● What you will do
Locate every line in the records below that contains the word "участвует", and copy each one.

● Material provided
Begin
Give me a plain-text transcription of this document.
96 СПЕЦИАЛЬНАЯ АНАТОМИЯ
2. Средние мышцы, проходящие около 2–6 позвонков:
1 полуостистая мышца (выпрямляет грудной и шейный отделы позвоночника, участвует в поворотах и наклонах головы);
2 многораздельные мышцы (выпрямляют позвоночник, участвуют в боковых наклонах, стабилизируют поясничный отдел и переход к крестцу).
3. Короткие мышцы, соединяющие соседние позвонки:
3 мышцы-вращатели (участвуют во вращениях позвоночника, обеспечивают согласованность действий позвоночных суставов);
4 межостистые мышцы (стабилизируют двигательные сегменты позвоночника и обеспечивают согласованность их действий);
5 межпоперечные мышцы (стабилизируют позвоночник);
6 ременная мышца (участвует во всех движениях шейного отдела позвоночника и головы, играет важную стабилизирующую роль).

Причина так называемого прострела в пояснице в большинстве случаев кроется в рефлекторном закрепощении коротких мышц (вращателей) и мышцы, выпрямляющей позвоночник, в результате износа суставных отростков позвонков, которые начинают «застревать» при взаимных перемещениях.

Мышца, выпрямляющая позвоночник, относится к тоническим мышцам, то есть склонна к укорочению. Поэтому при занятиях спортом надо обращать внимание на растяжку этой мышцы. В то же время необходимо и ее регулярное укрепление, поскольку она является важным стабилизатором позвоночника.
End
● Result
1 полуостистая мышца (выпрямляет грудной и шейный отделы позвоночника, участвует в поворотах и наклонах головы);
6 ременная мышца (участвует во всех движениях шейного отдела позвоночника и головы, играет важную стабилизирующую роль).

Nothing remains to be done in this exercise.